(Stored items)
-------

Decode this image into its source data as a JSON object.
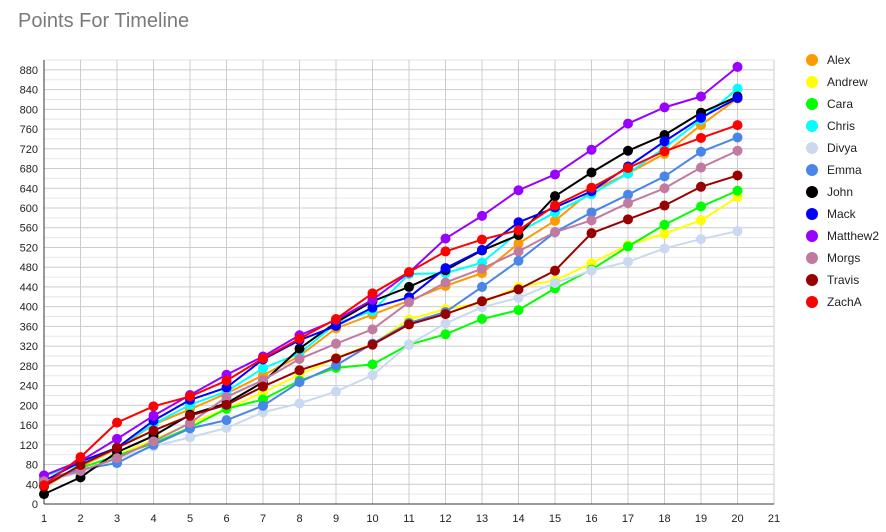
{
  "chart_data": {
    "type": "line",
    "title": "Points For Timeline",
    "xlabel": "",
    "ylabel": "",
    "xlim": [
      1,
      21
    ],
    "ylim": [
      0,
      900
    ],
    "xticks": [
      1,
      2,
      3,
      4,
      5,
      6,
      7,
      8,
      9,
      10,
      11,
      12,
      13,
      14,
      15,
      16,
      17,
      18,
      19,
      20,
      21
    ],
    "yticks": [
      0,
      40,
      80,
      120,
      160,
      200,
      240,
      280,
      320,
      360,
      400,
      440,
      480,
      520,
      560,
      600,
      640,
      680,
      720,
      760,
      800,
      840,
      880
    ],
    "grid": true,
    "legend_position": "right",
    "x": [
      1,
      2,
      3,
      4,
      5,
      6,
      7,
      8,
      9,
      10,
      11,
      12,
      13,
      14,
      15,
      16,
      17,
      18,
      19,
      20
    ],
    "series": [
      {
        "name": "Alex",
        "color": "#ff9900",
        "values": [
          35,
          76,
          112,
          161,
          192,
          224,
          261,
          300,
          356,
          384,
          412,
          442,
          468,
          528,
          574,
          635,
          670,
          710,
          768,
          822
        ]
      },
      {
        "name": "Andrew",
        "color": "#ffff00",
        "values": [
          42,
          72,
          99,
          130,
          163,
          193,
          226,
          262,
          296,
          324,
          374,
          395,
          408,
          440,
          453,
          488,
          525,
          548,
          575,
          622
        ]
      },
      {
        "name": "Cara",
        "color": "#00ff00",
        "values": [
          45,
          73,
          98,
          123,
          155,
          193,
          212,
          250,
          276,
          283,
          323,
          344,
          375,
          393,
          437,
          475,
          522,
          566,
          603,
          635
        ]
      },
      {
        "name": "Chris",
        "color": "#00ffff",
        "values": [
          57,
          81,
          115,
          162,
          201,
          228,
          275,
          305,
          366,
          391,
          466,
          468,
          489,
          551,
          591,
          628,
          670,
          722,
          779,
          842
        ]
      },
      {
        "name": "Divya",
        "color": "#c9d9f0",
        "values": [
          47,
          63,
          91,
          117,
          135,
          154,
          186,
          204,
          228,
          261,
          323,
          366,
          399,
          418,
          448,
          473,
          491,
          518,
          537,
          553
        ]
      },
      {
        "name": "Emma",
        "color": "#4a86e8",
        "values": [
          49,
          70,
          83,
          120,
          153,
          170,
          199,
          247,
          281,
          325,
          367,
          389,
          440,
          493,
          551,
          591,
          627,
          664,
          714,
          743
        ]
      },
      {
        "name": "John",
        "color": "#000000",
        "values": [
          20,
          54,
          105,
          138,
          181,
          204,
          247,
          315,
          368,
          411,
          440,
          474,
          514,
          545,
          624,
          672,
          716,
          748,
          793,
          826
        ]
      },
      {
        "name": "Mack",
        "color": "#0000ff",
        "values": [
          46,
          86,
          114,
          169,
          211,
          236,
          293,
          332,
          361,
          398,
          419,
          478,
          515,
          571,
          601,
          634,
          684,
          735,
          783,
          823
        ]
      },
      {
        "name": "Matthew2",
        "color": "#9900ff",
        "values": [
          58,
          87,
          132,
          179,
          221,
          262,
          299,
          342,
          373,
          414,
          469,
          538,
          584,
          636,
          668,
          718,
          771,
          804,
          826,
          886
        ]
      },
      {
        "name": "Morgs",
        "color": "#c27ba0",
        "values": [
          46,
          67,
          93,
          127,
          164,
          217,
          251,
          294,
          325,
          354,
          409,
          449,
          477,
          512,
          551,
          575,
          610,
          640,
          682,
          716
        ]
      },
      {
        "name": "Travis",
        "color": "#990000",
        "values": [
          36,
          79,
          114,
          149,
          179,
          201,
          238,
          271,
          295,
          323,
          364,
          385,
          411,
          435,
          473,
          549,
          577,
          605,
          643,
          666
        ]
      },
      {
        "name": "ZachA",
        "color": "#ff0000",
        "values": [
          38,
          95,
          165,
          198,
          218,
          250,
          295,
          335,
          375,
          427,
          470,
          512,
          536,
          555,
          605,
          641,
          681,
          715,
          742,
          768
        ]
      }
    ]
  }
}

-------

* [DIRECTIVE]: Copy every line of the listing that includes the string "color".

* [EXERCISE SOLUTION]:
        "color": "#ff9900",
        "color": "#ffff00",
        "color": "#00ff00",
        "color": "#00ffff",
        "color": "#c9d9f0",
        "color": "#4a86e8",
        "color": "#000000",
        "color": "#0000ff",
        "color": "#9900ff",
        "color": "#c27ba0",
        "color": "#990000",
        "color": "#ff0000",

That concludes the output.